### Records for processing
|---|
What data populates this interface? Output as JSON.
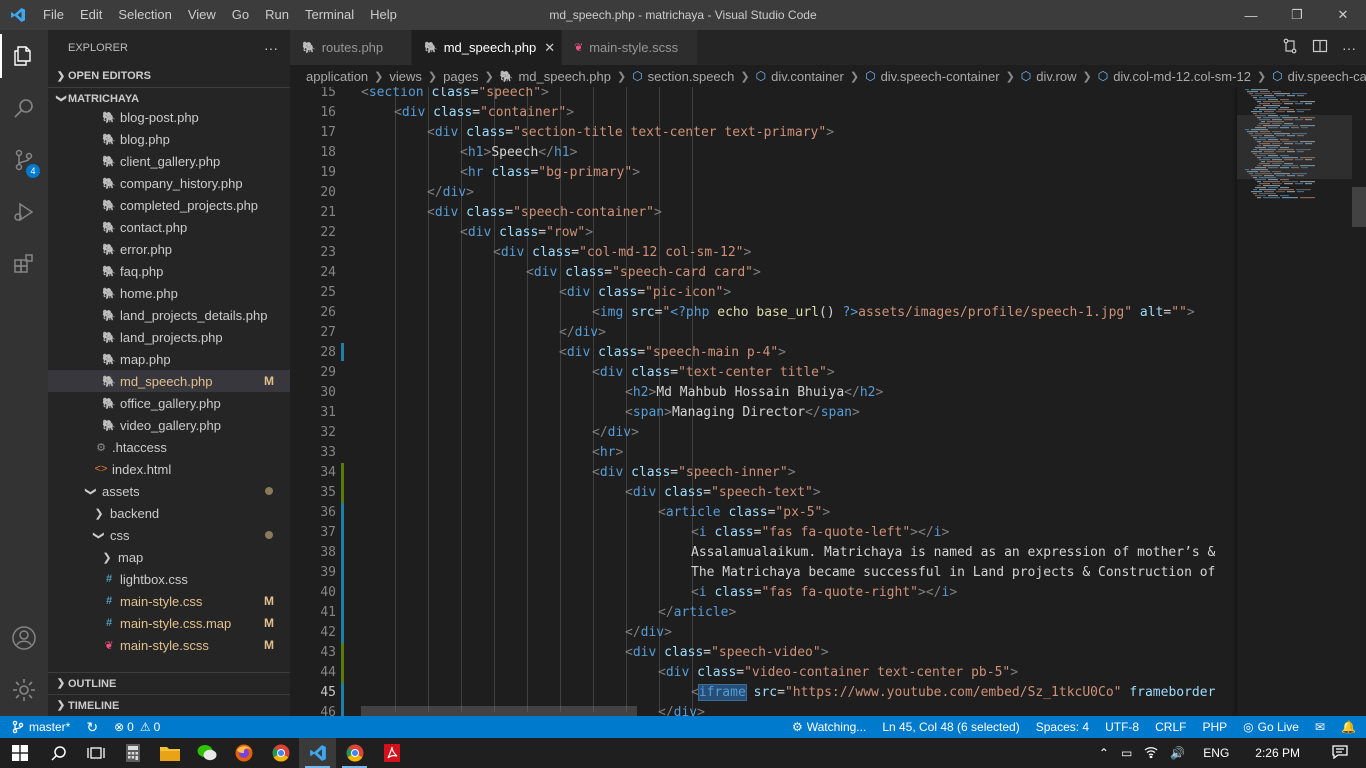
{
  "window": {
    "title": "md_speech.php - matrichaya - Visual Studio Code",
    "menu": [
      "File",
      "Edit",
      "Selection",
      "View",
      "Go",
      "Run",
      "Terminal",
      "Help"
    ]
  },
  "activity": {
    "source_control_badge": "4"
  },
  "sidebar": {
    "header": "EXPLORER",
    "header_more": "···",
    "open_editors": "OPEN EDITORS",
    "project": "MATRICHAYA",
    "items": [
      {
        "name": "blog-post.php",
        "type": "php",
        "indent": 1
      },
      {
        "name": "blog.php",
        "type": "php",
        "indent": 1
      },
      {
        "name": "client_gallery.php",
        "type": "php",
        "indent": 1
      },
      {
        "name": "company_history.php",
        "type": "php",
        "indent": 1
      },
      {
        "name": "completed_projects.php",
        "type": "php",
        "indent": 1
      },
      {
        "name": "contact.php",
        "type": "php",
        "indent": 1
      },
      {
        "name": "error.php",
        "type": "php",
        "indent": 1
      },
      {
        "name": "faq.php",
        "type": "php",
        "indent": 1
      },
      {
        "name": "home.php",
        "type": "php",
        "indent": 1
      },
      {
        "name": "land_projects_details.php",
        "type": "php",
        "indent": 1
      },
      {
        "name": "land_projects.php",
        "type": "php",
        "indent": 1
      },
      {
        "name": "map.php",
        "type": "php",
        "indent": 1
      },
      {
        "name": "md_speech.php",
        "type": "php",
        "indent": 1,
        "status": "M",
        "selected": true
      },
      {
        "name": "office_gallery.php",
        "type": "php",
        "indent": 1
      },
      {
        "name": "video_gallery.php",
        "type": "php",
        "indent": 1
      },
      {
        "name": ".htaccess",
        "type": "gear",
        "indent": 0
      },
      {
        "name": "index.html",
        "type": "html",
        "indent": 0
      },
      {
        "name": "assets",
        "type": "folder-open",
        "indent": -1,
        "dot": true
      },
      {
        "name": "backend",
        "type": "folder",
        "indent": 0
      },
      {
        "name": "css",
        "type": "folder-open",
        "indent": 0,
        "dot": true
      },
      {
        "name": "map",
        "type": "folder",
        "indent": 1
      },
      {
        "name": "lightbox.css",
        "type": "css",
        "indent": 1
      },
      {
        "name": "main-style.css",
        "type": "css",
        "indent": 1,
        "status": "M"
      },
      {
        "name": "main-style.css.map",
        "type": "css",
        "indent": 1,
        "status": "M"
      },
      {
        "name": "main-style.scss",
        "type": "scss",
        "indent": 1,
        "status": "M"
      }
    ],
    "outline": "OUTLINE",
    "timeline": "TIMELINE"
  },
  "tabs": [
    {
      "label": "routes.php",
      "icon": "php",
      "active": false
    },
    {
      "label": "md_speech.php",
      "icon": "php",
      "active": true
    },
    {
      "label": "main-style.scss",
      "icon": "scss",
      "active": false
    }
  ],
  "breadcrumb": [
    "application",
    "views",
    "pages",
    "md_speech.php",
    "section.speech",
    "div.container",
    "div.speech-container",
    "div.row",
    "div.col-md-12.col-sm-12",
    "div.speech-card"
  ],
  "editor": {
    "line_numbers": [
      "15",
      "16",
      "17",
      "18",
      "19",
      "20",
      "21",
      "22",
      "23",
      "24",
      "25",
      "26",
      "27",
      "28",
      "29",
      "30",
      "31",
      "32",
      "33",
      "34",
      "35",
      "36",
      "37",
      "38",
      "39",
      "40",
      "41",
      "42",
      "43",
      "44",
      "45",
      "46"
    ],
    "current_line": "45",
    "lines": [
      {
        "indent": 0,
        "tokens": [
          [
            "br",
            "<"
          ],
          [
            "tg",
            "section"
          ],
          [
            "tx",
            " "
          ],
          [
            "at",
            "class"
          ],
          [
            "tx",
            "="
          ],
          [
            "st",
            "\"speech\""
          ],
          [
            "br",
            ">"
          ]
        ]
      },
      {
        "indent": 1,
        "tokens": [
          [
            "br",
            "<"
          ],
          [
            "tg",
            "div"
          ],
          [
            "tx",
            " "
          ],
          [
            "at",
            "class"
          ],
          [
            "tx",
            "="
          ],
          [
            "st",
            "\"container\""
          ],
          [
            "br",
            ">"
          ]
        ]
      },
      {
        "indent": 2,
        "tokens": [
          [
            "br",
            "<"
          ],
          [
            "tg",
            "div"
          ],
          [
            "tx",
            " "
          ],
          [
            "at",
            "class"
          ],
          [
            "tx",
            "="
          ],
          [
            "st",
            "\"section-title text-center text-primary\""
          ],
          [
            "br",
            ">"
          ]
        ]
      },
      {
        "indent": 3,
        "tokens": [
          [
            "br",
            "<"
          ],
          [
            "tg",
            "h1"
          ],
          [
            "br",
            ">"
          ],
          [
            "tx",
            "Speech"
          ],
          [
            "br",
            "</"
          ],
          [
            "tg",
            "h1"
          ],
          [
            "br",
            ">"
          ]
        ]
      },
      {
        "indent": 3,
        "tokens": [
          [
            "br",
            "<"
          ],
          [
            "tg",
            "hr"
          ],
          [
            "tx",
            " "
          ],
          [
            "at",
            "class"
          ],
          [
            "tx",
            "="
          ],
          [
            "st",
            "\"bg-primary\""
          ],
          [
            "br",
            ">"
          ]
        ]
      },
      {
        "indent": 2,
        "tokens": [
          [
            "br",
            "</"
          ],
          [
            "tg",
            "div"
          ],
          [
            "br",
            ">"
          ]
        ]
      },
      {
        "indent": 2,
        "tokens": [
          [
            "br",
            "<"
          ],
          [
            "tg",
            "div"
          ],
          [
            "tx",
            " "
          ],
          [
            "at",
            "class"
          ],
          [
            "tx",
            "="
          ],
          [
            "st",
            "\"speech-container\""
          ],
          [
            "br",
            ">"
          ]
        ]
      },
      {
        "indent": 3,
        "tokens": [
          [
            "br",
            "<"
          ],
          [
            "tg",
            "div"
          ],
          [
            "tx",
            " "
          ],
          [
            "at",
            "class"
          ],
          [
            "tx",
            "="
          ],
          [
            "st",
            "\"row\""
          ],
          [
            "br",
            ">"
          ]
        ]
      },
      {
        "indent": 4,
        "tokens": [
          [
            "br",
            "<"
          ],
          [
            "tg",
            "div"
          ],
          [
            "tx",
            " "
          ],
          [
            "at",
            "class"
          ],
          [
            "tx",
            "="
          ],
          [
            "st",
            "\"col-md-12 col-sm-12\""
          ],
          [
            "br",
            ">"
          ]
        ]
      },
      {
        "indent": 5,
        "tokens": [
          [
            "br",
            "<"
          ],
          [
            "tg",
            "div"
          ],
          [
            "tx",
            " "
          ],
          [
            "at",
            "class"
          ],
          [
            "tx",
            "="
          ],
          [
            "st",
            "\"speech-card card\""
          ],
          [
            "br",
            ">"
          ]
        ]
      },
      {
        "indent": 6,
        "tokens": [
          [
            "br",
            "<"
          ],
          [
            "tg",
            "div"
          ],
          [
            "tx",
            " "
          ],
          [
            "at",
            "class"
          ],
          [
            "tx",
            "="
          ],
          [
            "st",
            "\"pic-icon\""
          ],
          [
            "br",
            ">"
          ]
        ]
      },
      {
        "indent": 7,
        "tokens": [
          [
            "br",
            "<"
          ],
          [
            "tg",
            "img"
          ],
          [
            "tx",
            " "
          ],
          [
            "at",
            "src"
          ],
          [
            "tx",
            "="
          ],
          [
            "st",
            "\""
          ],
          [
            "ph",
            "<?php"
          ],
          [
            "tx",
            " "
          ],
          [
            "fn",
            "echo"
          ],
          [
            "tx",
            " "
          ],
          [
            "fn",
            "base_url"
          ],
          [
            "tx",
            "() "
          ],
          [
            "ph",
            "?>"
          ],
          [
            "st",
            "assets/images/profile/speech-1.jpg\""
          ],
          [
            "tx",
            " "
          ],
          [
            "at",
            "alt"
          ],
          [
            "tx",
            "="
          ],
          [
            "st",
            "\"\""
          ],
          [
            "br",
            ">"
          ]
        ]
      },
      {
        "indent": 6,
        "tokens": [
          [
            "br",
            "</"
          ],
          [
            "tg",
            "div"
          ],
          [
            "br",
            ">"
          ]
        ]
      },
      {
        "indent": 6,
        "tokens": [
          [
            "br",
            "<"
          ],
          [
            "tg",
            "div"
          ],
          [
            "tx",
            " "
          ],
          [
            "at",
            "class"
          ],
          [
            "tx",
            "="
          ],
          [
            "st",
            "\"speech-main p-4\""
          ],
          [
            "br",
            ">"
          ]
        ]
      },
      {
        "indent": 7,
        "tokens": [
          [
            "br",
            "<"
          ],
          [
            "tg",
            "div"
          ],
          [
            "tx",
            " "
          ],
          [
            "at",
            "class"
          ],
          [
            "tx",
            "="
          ],
          [
            "st",
            "\"text-center title\""
          ],
          [
            "br",
            ">"
          ]
        ]
      },
      {
        "indent": 8,
        "tokens": [
          [
            "br",
            "<"
          ],
          [
            "tg",
            "h2"
          ],
          [
            "br",
            ">"
          ],
          [
            "tx",
            "Md Mahbub Hossain Bhuiya"
          ],
          [
            "br",
            "</"
          ],
          [
            "tg",
            "h2"
          ],
          [
            "br",
            ">"
          ]
        ]
      },
      {
        "indent": 8,
        "tokens": [
          [
            "br",
            "<"
          ],
          [
            "tg",
            "span"
          ],
          [
            "br",
            ">"
          ],
          [
            "tx",
            "Managing Director"
          ],
          [
            "br",
            "</"
          ],
          [
            "tg",
            "span"
          ],
          [
            "br",
            ">"
          ]
        ]
      },
      {
        "indent": 7,
        "tokens": [
          [
            "br",
            "</"
          ],
          [
            "tg",
            "div"
          ],
          [
            "br",
            ">"
          ]
        ]
      },
      {
        "indent": 7,
        "tokens": [
          [
            "br",
            "<"
          ],
          [
            "tg",
            "hr"
          ],
          [
            "br",
            ">"
          ]
        ]
      },
      {
        "indent": 7,
        "tokens": [
          [
            "br",
            "<"
          ],
          [
            "tg",
            "div"
          ],
          [
            "tx",
            " "
          ],
          [
            "at",
            "class"
          ],
          [
            "tx",
            "="
          ],
          [
            "st",
            "\"speech-inner\""
          ],
          [
            "br",
            ">"
          ]
        ]
      },
      {
        "indent": 8,
        "tokens": [
          [
            "br",
            "<"
          ],
          [
            "tg",
            "div"
          ],
          [
            "tx",
            " "
          ],
          [
            "at",
            "class"
          ],
          [
            "tx",
            "="
          ],
          [
            "st",
            "\"speech-text\""
          ],
          [
            "br",
            ">"
          ]
        ]
      },
      {
        "indent": 9,
        "tokens": [
          [
            "br",
            "<"
          ],
          [
            "tg",
            "article"
          ],
          [
            "tx",
            " "
          ],
          [
            "at",
            "class"
          ],
          [
            "tx",
            "="
          ],
          [
            "st",
            "\"px-5\""
          ],
          [
            "br",
            ">"
          ]
        ]
      },
      {
        "indent": 10,
        "tokens": [
          [
            "br",
            "<"
          ],
          [
            "tg",
            "i"
          ],
          [
            "tx",
            " "
          ],
          [
            "at",
            "class"
          ],
          [
            "tx",
            "="
          ],
          [
            "st",
            "\"fas fa-quote-left\""
          ],
          [
            "br",
            "></"
          ],
          [
            "tg",
            "i"
          ],
          [
            "br",
            ">"
          ]
        ]
      },
      {
        "indent": 10,
        "tokens": [
          [
            "tx",
            "Assalamualaikum. Matrichaya is named as an expression of mother’s &"
          ]
        ]
      },
      {
        "indent": 10,
        "tokens": [
          [
            "tx",
            "The Matrichaya became successful in Land projects & Construction of"
          ]
        ]
      },
      {
        "indent": 10,
        "tokens": [
          [
            "br",
            "<"
          ],
          [
            "tg",
            "i"
          ],
          [
            "tx",
            " "
          ],
          [
            "at",
            "class"
          ],
          [
            "tx",
            "="
          ],
          [
            "st",
            "\"fas fa-quote-right\""
          ],
          [
            "br",
            "></"
          ],
          [
            "tg",
            "i"
          ],
          [
            "br",
            ">"
          ]
        ]
      },
      {
        "indent": 9,
        "tokens": [
          [
            "br",
            "</"
          ],
          [
            "tg",
            "article"
          ],
          [
            "br",
            ">"
          ]
        ]
      },
      {
        "indent": 8,
        "tokens": [
          [
            "br",
            "</"
          ],
          [
            "tg",
            "div"
          ],
          [
            "br",
            ">"
          ]
        ]
      },
      {
        "indent": 8,
        "tokens": [
          [
            "br",
            "<"
          ],
          [
            "tg",
            "div"
          ],
          [
            "tx",
            " "
          ],
          [
            "at",
            "class"
          ],
          [
            "tx",
            "="
          ],
          [
            "st",
            "\"speech-video\""
          ],
          [
            "br",
            ">"
          ]
        ]
      },
      {
        "indent": 9,
        "tokens": [
          [
            "br",
            "<"
          ],
          [
            "tg",
            "div"
          ],
          [
            "tx",
            " "
          ],
          [
            "at",
            "class"
          ],
          [
            "tx",
            "="
          ],
          [
            "st",
            "\"video-container text-center pb-5\""
          ],
          [
            "br",
            ">"
          ]
        ]
      },
      {
        "indent": 10,
        "tokens": [
          [
            "br",
            "<"
          ],
          [
            "sel",
            "iframe"
          ],
          [
            "tx",
            " "
          ],
          [
            "at",
            "src"
          ],
          [
            "tx",
            "="
          ],
          [
            "st",
            "\"https://www.youtube.com/embed/Sz_1tkcU0Co\""
          ],
          [
            "tx",
            " "
          ],
          [
            "at",
            "frameborder"
          ]
        ]
      },
      {
        "indent": 9,
        "tokens": [
          [
            "br",
            "</"
          ],
          [
            "tg",
            "div"
          ],
          [
            "br",
            ">"
          ]
        ]
      }
    ]
  },
  "statusbar": {
    "branch": "master*",
    "problems": "0",
    "warnings": "0",
    "watching": "Watching...",
    "position": "Ln 45, Col 48 (6 selected)",
    "spaces": "Spaces: 4",
    "encoding": "UTF-8",
    "eol": "CRLF",
    "language": "PHP",
    "golive": "Go Live"
  },
  "taskbar": {
    "lang": "ENG",
    "time": "2:26 PM"
  },
  "colors": {
    "accent": "#007acc",
    "modified": "#e2c08d"
  }
}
|---|
From the data above, copy each line where the string "true" appears.

### Result of this exercise
        "selected": true
        "dot": true
        "dot": true
      "active": true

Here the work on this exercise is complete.